Material supplied =>
-- BEGIN --
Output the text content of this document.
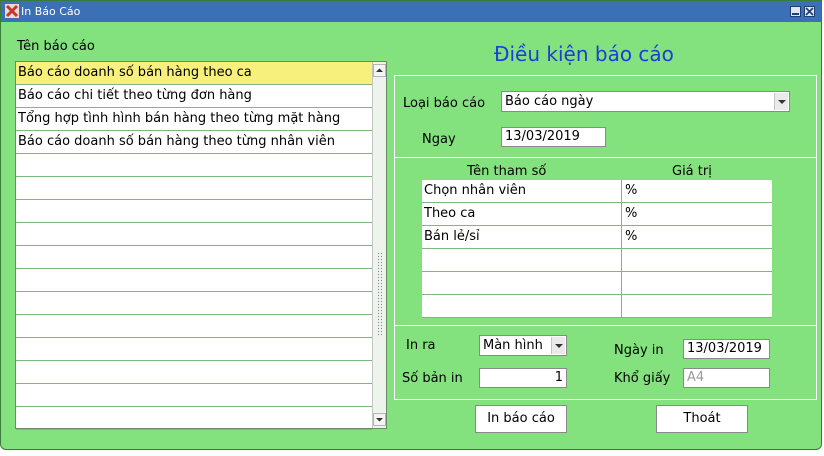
In Báo Cáo
Tên báo cáo
Báo cáo doanh số bán hàng theo ca
Báo cáo chi tiết theo từng đơn hàng
Tổng hợp tình hình bán hàng theo từng mặt hàng
Báo cáo doanh số bán hàng theo từng nhân viên
Điều kiện báo cáo
Loại báo cáo	Báo cáo ngày
Ngay	13/03/2019
Tên tham số	Giá trị
Chọn nhân viên	%
Theo ca	%
Bán lẻ/sỉ	%
In ra	Màn hình	Ngày in	13/03/2019
Số bản in	1	Khổ giấy	A4
In báo cáo	Thoát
-- END --
Prompt => Write out each line of the data exactly; the images should be left out.

Response below =>
Output the text content of this document.
In Báo Cáo
Tên báo cáo
Báo cáo doanh số bán hàng theo ca
Báo cáo chi tiết theo từng đơn hàng
Tổng hợp tình hình bán hàng theo từng mặt hàng
Báo cáo doanh số bán hàng theo từng nhân viên
Điều kiện báo cáo
Loại báo cáo	Báo cáo ngày
Ngay	13/03/2019
Tên tham số	Giá trị
Chọn nhân viên	%
Theo ca	%
Bán lẻ/sỉ	%
In ra	Màn hình	Ngày in	13/03/2019
Số bản in	1	Khổ giấy	A4
In báo cáo	Thoát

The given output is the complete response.